[Extracts from a graphics dataset]
--------------------------------
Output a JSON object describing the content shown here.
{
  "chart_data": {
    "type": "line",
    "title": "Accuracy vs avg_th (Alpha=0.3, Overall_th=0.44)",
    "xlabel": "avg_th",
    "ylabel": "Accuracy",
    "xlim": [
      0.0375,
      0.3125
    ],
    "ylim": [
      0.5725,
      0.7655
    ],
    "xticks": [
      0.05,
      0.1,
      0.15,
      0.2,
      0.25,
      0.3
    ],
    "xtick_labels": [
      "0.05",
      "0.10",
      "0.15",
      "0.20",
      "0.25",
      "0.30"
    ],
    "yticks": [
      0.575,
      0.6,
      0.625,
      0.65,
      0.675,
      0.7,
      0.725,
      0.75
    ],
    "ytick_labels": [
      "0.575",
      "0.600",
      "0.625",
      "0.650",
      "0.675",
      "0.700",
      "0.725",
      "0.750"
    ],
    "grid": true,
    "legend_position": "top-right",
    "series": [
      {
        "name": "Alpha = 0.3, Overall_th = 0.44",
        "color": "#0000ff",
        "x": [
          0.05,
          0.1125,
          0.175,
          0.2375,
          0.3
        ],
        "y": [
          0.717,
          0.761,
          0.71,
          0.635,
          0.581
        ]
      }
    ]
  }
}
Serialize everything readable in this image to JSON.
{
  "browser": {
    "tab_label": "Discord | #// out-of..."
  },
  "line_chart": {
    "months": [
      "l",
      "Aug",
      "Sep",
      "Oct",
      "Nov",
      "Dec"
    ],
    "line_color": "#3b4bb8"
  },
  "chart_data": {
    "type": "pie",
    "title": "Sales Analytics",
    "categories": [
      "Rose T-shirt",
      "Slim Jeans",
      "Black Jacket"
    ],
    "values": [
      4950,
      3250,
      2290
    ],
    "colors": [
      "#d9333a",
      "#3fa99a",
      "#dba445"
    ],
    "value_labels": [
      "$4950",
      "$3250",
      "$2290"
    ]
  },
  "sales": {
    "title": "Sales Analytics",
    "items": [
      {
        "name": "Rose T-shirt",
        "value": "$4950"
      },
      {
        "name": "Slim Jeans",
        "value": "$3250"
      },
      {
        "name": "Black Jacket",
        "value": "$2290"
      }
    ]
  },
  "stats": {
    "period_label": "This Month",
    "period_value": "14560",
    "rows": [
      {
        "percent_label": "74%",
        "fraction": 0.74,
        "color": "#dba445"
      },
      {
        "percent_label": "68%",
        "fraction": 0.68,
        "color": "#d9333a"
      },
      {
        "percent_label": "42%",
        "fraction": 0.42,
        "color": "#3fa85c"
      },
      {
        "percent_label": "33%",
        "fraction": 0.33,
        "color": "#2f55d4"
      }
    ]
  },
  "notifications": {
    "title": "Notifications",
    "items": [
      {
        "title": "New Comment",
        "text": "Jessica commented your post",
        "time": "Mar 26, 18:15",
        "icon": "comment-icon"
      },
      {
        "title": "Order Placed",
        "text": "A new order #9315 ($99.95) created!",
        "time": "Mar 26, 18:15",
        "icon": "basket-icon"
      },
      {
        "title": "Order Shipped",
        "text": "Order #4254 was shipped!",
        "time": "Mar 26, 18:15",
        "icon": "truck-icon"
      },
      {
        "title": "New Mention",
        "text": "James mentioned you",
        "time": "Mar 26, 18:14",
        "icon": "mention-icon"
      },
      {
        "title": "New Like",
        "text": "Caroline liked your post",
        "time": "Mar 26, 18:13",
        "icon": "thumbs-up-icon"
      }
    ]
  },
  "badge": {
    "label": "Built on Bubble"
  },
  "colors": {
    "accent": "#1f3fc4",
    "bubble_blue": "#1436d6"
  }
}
--------------------------------
What the exercise asks —
Write out the records above again, keeping each one identical to the original.

Response to this exercise —
Output a JSON object describing the content shown here.
{
  "chart_data": {
    "type": "line",
    "title": "Accuracy vs avg_th (Alpha=0.3, Overall_th=0.44)",
    "xlabel": "avg_th",
    "ylabel": "Accuracy",
    "xlim": [
      0.0375,
      0.3125
    ],
    "ylim": [
      0.5725,
      0.7655
    ],
    "xticks": [
      0.05,
      0.1,
      0.15,
      0.2,
      0.25,
      0.3
    ],
    "xtick_labels": [
      "0.05",
      "0.10",
      "0.15",
      "0.20",
      "0.25",
      "0.30"
    ],
    "yticks": [
      0.575,
      0.6,
      0.625,
      0.65,
      0.675,
      0.7,
      0.725,
      0.75
    ],
    "ytick_labels": [
      "0.575",
      "0.600",
      "0.625",
      "0.650",
      "0.675",
      "0.700",
      "0.725",
      "0.750"
    ],
    "grid": true,
    "legend_position": "top-right",
    "series": [
      {
        "name": "Alpha = 0.3, Overall_th = 0.44",
        "color": "#0000ff",
        "x": [
          0.05,
          0.1125,
          0.175,
          0.2375,
          0.3
        ],
        "y": [
          0.717,
          0.761,
          0.71,
          0.635,
          0.581
        ]
      }
    ]
  }
}
Serialize everything readable in this image to JSON.
{
  "browser": {
    "tab_label": "Discord | #// out-of..."
  },
  "line_chart": {
    "months": [
      "l",
      "Aug",
      "Sep",
      "Oct",
      "Nov",
      "Dec"
    ],
    "line_color": "#3b4bb8"
  },
  "chart_data": {
    "type": "pie",
    "title": "Sales Analytics",
    "categories": [
      "Rose T-shirt",
      "Slim Jeans",
      "Black Jacket"
    ],
    "values": [
      4950,
      3250,
      2290
    ],
    "colors": [
      "#d9333a",
      "#3fa99a",
      "#dba445"
    ],
    "value_labels": [
      "$4950",
      "$3250",
      "$2290"
    ]
  },
  "sales": {
    "title": "Sales Analytics",
    "items": [
      {
        "name": "Rose T-shirt",
        "value": "$4950"
      },
      {
        "name": "Slim Jeans",
        "value": "$3250"
      },
      {
        "name": "Black Jacket",
        "value": "$2290"
      }
    ]
  },
  "stats": {
    "period_label": "This Month",
    "period_value": "14560",
    "rows": [
      {
        "percent_label": "74%",
        "fraction": 0.74,
        "color": "#dba445"
      },
      {
        "percent_label": "68%",
        "fraction": 0.68,
        "color": "#d9333a"
      },
      {
        "percent_label": "42%",
        "fraction": 0.42,
        "color": "#3fa85c"
      },
      {
        "percent_label": "33%",
        "fraction": 0.33,
        "color": "#2f55d4"
      }
    ]
  },
  "notifications": {
    "title": "Notifications",
    "items": [
      {
        "title": "New Comment",
        "text": "Jessica commented your post",
        "time": "Mar 26, 18:15",
        "icon": "comment-icon"
      },
      {
        "title": "Order Placed",
        "text": "A new order #9315 ($99.95) created!",
        "time": "Mar 26, 18:15",
        "icon": "basket-icon"
      },
      {
        "title": "Order Shipped",
        "text": "Order #4254 was shipped!",
        "time": "Mar 26, 18:15",
        "icon": "truck-icon"
      },
      {
        "title": "New Mention",
        "text": "James mentioned you",
        "time": "Mar 26, 18:14",
        "icon": "mention-icon"
      },
      {
        "title": "New Like",
        "text": "Caroline liked your post",
        "time": "Mar 26, 18:13",
        "icon": "thumbs-up-icon"
      }
    ]
  },
  "badge": {
    "label": "Built on Bubble"
  },
  "colors": {
    "accent": "#1f3fc4",
    "bubble_blue": "#1436d6"
  }
}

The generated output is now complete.